WHAT THIS TASK INVOLVES: Look through the material and copy each line holding "marker".

(Stored data)
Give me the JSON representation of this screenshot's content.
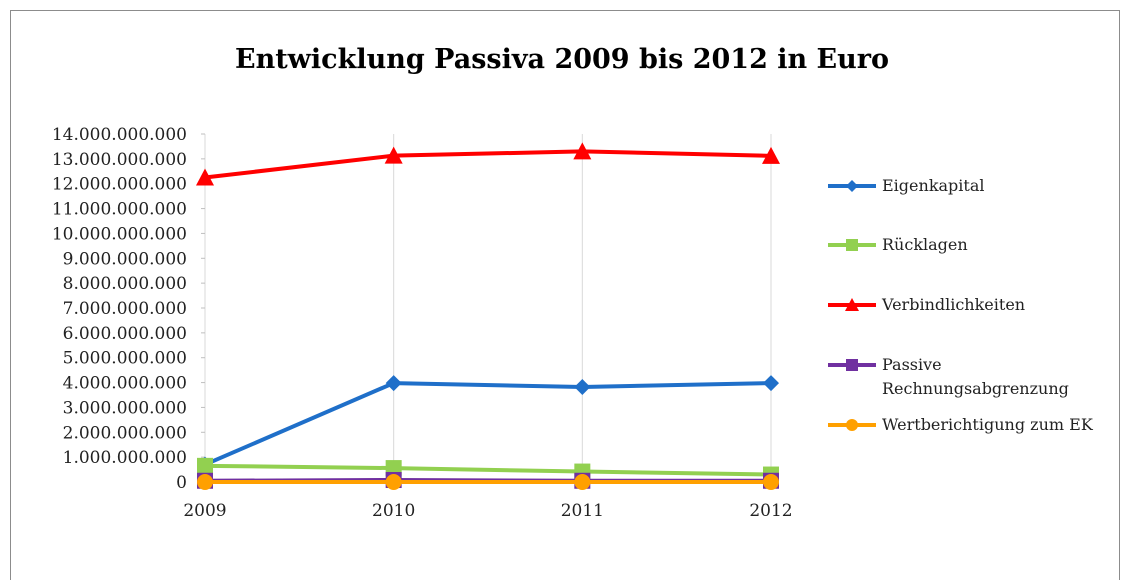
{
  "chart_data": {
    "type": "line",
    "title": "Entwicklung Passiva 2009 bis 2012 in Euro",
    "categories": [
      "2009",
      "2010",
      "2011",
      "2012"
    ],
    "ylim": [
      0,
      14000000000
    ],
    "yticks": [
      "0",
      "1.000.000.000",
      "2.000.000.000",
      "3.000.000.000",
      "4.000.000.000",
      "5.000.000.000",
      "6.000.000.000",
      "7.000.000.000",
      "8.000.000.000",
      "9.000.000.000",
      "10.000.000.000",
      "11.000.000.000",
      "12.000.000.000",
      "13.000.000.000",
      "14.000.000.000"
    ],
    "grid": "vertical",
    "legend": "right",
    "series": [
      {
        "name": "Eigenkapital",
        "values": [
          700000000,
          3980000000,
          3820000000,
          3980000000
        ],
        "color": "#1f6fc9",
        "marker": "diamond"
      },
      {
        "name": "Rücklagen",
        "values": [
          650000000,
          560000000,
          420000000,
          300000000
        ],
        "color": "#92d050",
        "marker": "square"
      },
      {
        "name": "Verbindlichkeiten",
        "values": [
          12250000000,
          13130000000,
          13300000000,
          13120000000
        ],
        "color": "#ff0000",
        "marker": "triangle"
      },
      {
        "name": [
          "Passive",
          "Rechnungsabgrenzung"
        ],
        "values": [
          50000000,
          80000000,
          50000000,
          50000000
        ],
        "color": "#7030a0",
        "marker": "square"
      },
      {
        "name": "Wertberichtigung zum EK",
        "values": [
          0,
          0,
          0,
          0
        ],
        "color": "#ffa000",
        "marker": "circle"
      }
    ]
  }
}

RESPONSE BELOW:
        "marker": "diamond"
        "marker": "square"
        "marker": "triangle"
        "marker": "square"
        "marker": "circle"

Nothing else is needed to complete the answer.